Repeat the whole listing exactly as written.

━━━━━━━━━━

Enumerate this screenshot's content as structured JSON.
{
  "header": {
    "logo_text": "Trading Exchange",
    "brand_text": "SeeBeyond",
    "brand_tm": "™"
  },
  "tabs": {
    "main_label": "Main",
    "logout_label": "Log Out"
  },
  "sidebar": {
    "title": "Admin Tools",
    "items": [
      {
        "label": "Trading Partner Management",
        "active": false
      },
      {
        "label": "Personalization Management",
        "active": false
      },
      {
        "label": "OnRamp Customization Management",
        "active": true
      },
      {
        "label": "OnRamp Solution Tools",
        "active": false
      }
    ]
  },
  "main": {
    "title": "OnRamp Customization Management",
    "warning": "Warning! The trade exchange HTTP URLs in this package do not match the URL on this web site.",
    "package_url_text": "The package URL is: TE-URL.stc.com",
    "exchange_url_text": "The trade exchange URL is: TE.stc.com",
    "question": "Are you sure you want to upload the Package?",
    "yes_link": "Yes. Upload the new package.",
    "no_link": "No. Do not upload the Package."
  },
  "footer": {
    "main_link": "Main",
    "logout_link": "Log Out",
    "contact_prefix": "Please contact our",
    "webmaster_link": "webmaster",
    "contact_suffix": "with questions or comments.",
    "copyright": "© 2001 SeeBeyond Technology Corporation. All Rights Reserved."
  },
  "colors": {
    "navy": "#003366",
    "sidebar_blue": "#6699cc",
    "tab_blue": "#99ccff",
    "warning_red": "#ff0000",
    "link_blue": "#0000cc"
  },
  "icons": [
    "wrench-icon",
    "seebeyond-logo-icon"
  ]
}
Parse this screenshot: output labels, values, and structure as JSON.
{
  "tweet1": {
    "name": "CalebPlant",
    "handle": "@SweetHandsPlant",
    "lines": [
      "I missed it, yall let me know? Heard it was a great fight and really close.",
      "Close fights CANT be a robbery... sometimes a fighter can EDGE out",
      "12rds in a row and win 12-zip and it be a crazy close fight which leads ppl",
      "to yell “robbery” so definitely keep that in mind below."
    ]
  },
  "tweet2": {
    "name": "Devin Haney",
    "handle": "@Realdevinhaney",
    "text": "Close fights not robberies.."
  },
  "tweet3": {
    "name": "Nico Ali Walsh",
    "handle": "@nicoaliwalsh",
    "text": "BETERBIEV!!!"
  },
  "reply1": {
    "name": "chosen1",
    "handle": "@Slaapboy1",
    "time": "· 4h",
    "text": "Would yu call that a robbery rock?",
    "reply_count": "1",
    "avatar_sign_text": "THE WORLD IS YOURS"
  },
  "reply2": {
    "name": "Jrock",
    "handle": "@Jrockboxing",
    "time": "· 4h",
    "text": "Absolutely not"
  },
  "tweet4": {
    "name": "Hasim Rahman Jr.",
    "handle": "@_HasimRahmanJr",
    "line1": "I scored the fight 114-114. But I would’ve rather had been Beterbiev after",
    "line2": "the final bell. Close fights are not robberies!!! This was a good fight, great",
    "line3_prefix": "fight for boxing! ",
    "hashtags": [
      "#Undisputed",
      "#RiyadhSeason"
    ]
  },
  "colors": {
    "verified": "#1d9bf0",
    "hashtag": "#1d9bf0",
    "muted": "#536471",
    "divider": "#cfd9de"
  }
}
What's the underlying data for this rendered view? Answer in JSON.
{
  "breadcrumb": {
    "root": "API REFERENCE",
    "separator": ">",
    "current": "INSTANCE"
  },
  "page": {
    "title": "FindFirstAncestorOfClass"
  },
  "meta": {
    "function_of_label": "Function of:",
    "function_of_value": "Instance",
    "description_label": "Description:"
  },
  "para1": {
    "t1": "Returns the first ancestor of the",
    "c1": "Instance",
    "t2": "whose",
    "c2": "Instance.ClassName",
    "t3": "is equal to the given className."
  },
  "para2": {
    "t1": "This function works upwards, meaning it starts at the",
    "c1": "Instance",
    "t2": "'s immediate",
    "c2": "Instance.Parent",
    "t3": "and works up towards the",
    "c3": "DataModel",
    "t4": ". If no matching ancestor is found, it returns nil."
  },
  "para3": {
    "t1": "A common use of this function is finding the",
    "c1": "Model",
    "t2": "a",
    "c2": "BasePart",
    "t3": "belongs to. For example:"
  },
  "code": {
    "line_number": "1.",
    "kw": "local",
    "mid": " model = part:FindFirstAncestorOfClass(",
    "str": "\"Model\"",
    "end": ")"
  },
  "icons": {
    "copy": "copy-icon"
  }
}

━━━━━━━━━━

_Correct result_
Enumerate this screenshot's content as structured JSON.
{
  "header": {
    "logo_text": "Trading Exchange",
    "brand_text": "SeeBeyond",
    "brand_tm": "™"
  },
  "tabs": {
    "main_label": "Main",
    "logout_label": "Log Out"
  },
  "sidebar": {
    "title": "Admin Tools",
    "items": [
      {
        "label": "Trading Partner Management",
        "active": false
      },
      {
        "label": "Personalization Management",
        "active": false
      },
      {
        "label": "OnRamp Customization Management",
        "active": true
      },
      {
        "label": "OnRamp Solution Tools",
        "active": false
      }
    ]
  },
  "main": {
    "title": "OnRamp Customization Management",
    "warning": "Warning! The trade exchange HTTP URLs in this package do not match the URL on this web site.",
    "package_url_text": "The package URL is: TE-URL.stc.com",
    "exchange_url_text": "The trade exchange URL is: TE.stc.com",
    "question": "Are you sure you want to upload the Package?",
    "yes_link": "Yes. Upload the new package.",
    "no_link": "No. Do not upload the Package."
  },
  "footer": {
    "main_link": "Main",
    "logout_link": "Log Out",
    "contact_prefix": "Please contact our",
    "webmaster_link": "webmaster",
    "contact_suffix": "with questions or comments.",
    "copyright": "© 2001 SeeBeyond Technology Corporation. All Rights Reserved."
  },
  "colors": {
    "navy": "#003366",
    "sidebar_blue": "#6699cc",
    "tab_blue": "#99ccff",
    "warning_red": "#ff0000",
    "link_blue": "#0000cc"
  },
  "icons": [
    "wrench-icon",
    "seebeyond-logo-icon"
  ]
}
Parse this screenshot: output labels, values, and structure as JSON.
{
  "tweet1": {
    "name": "CalebPlant",
    "handle": "@SweetHandsPlant",
    "lines": [
      "I missed it, yall let me know? Heard it was a great fight and really close.",
      "Close fights CANT be a robbery... sometimes a fighter can EDGE out",
      "12rds in a row and win 12-zip and it be a crazy close fight which leads ppl",
      "to yell “robbery” so definitely keep that in mind below."
    ]
  },
  "tweet2": {
    "name": "Devin Haney",
    "handle": "@Realdevinhaney",
    "text": "Close fights not robberies.."
  },
  "tweet3": {
    "name": "Nico Ali Walsh",
    "handle": "@nicoaliwalsh",
    "text": "BETERBIEV!!!"
  },
  "reply1": {
    "name": "chosen1",
    "handle": "@Slaapboy1",
    "time": "· 4h",
    "text": "Would yu call that a robbery rock?",
    "reply_count": "1",
    "avatar_sign_text": "THE WORLD IS YOURS"
  },
  "reply2": {
    "name": "Jrock",
    "handle": "@Jrockboxing",
    "time": "· 4h",
    "text": "Absolutely not"
  },
  "tweet4": {
    "name": "Hasim Rahman Jr.",
    "handle": "@_HasimRahmanJr",
    "line1": "I scored the fight 114-114. But I would’ve rather had been Beterbiev after",
    "line2": "the final bell. Close fights are not robberies!!! This was a good fight, great",
    "line3_prefix": "fight for boxing! ",
    "hashtags": [
      "#Undisputed",
      "#RiyadhSeason"
    ]
  },
  "colors": {
    "verified": "#1d9bf0",
    "hashtag": "#1d9bf0",
    "muted": "#536471",
    "divider": "#cfd9de"
  }
}
What's the underlying data for this rendered view? Answer in JSON.
{
  "breadcrumb": {
    "root": "API REFERENCE",
    "separator": ">",
    "current": "INSTANCE"
  },
  "page": {
    "title": "FindFirstAncestorOfClass"
  },
  "meta": {
    "function_of_label": "Function of:",
    "function_of_value": "Instance",
    "description_label": "Description:"
  },
  "para1": {
    "t1": "Returns the first ancestor of the",
    "c1": "Instance",
    "t2": "whose",
    "c2": "Instance.ClassName",
    "t3": "is equal to the given className."
  },
  "para2": {
    "t1": "This function works upwards, meaning it starts at the",
    "c1": "Instance",
    "t2": "'s immediate",
    "c2": "Instance.Parent",
    "t3": "and works up towards the",
    "c3": "DataModel",
    "t4": ". If no matching ancestor is found, it returns nil."
  },
  "para3": {
    "t1": "A common use of this function is finding the",
    "c1": "Model",
    "t2": "a",
    "c2": "BasePart",
    "t3": "belongs to. For example:"
  },
  "code": {
    "line_number": "1.",
    "kw": "local",
    "mid": " model = part:FindFirstAncestorOfClass(",
    "str": "\"Model\"",
    "end": ")"
  },
  "icons": {
    "copy": "copy-icon"
  }
}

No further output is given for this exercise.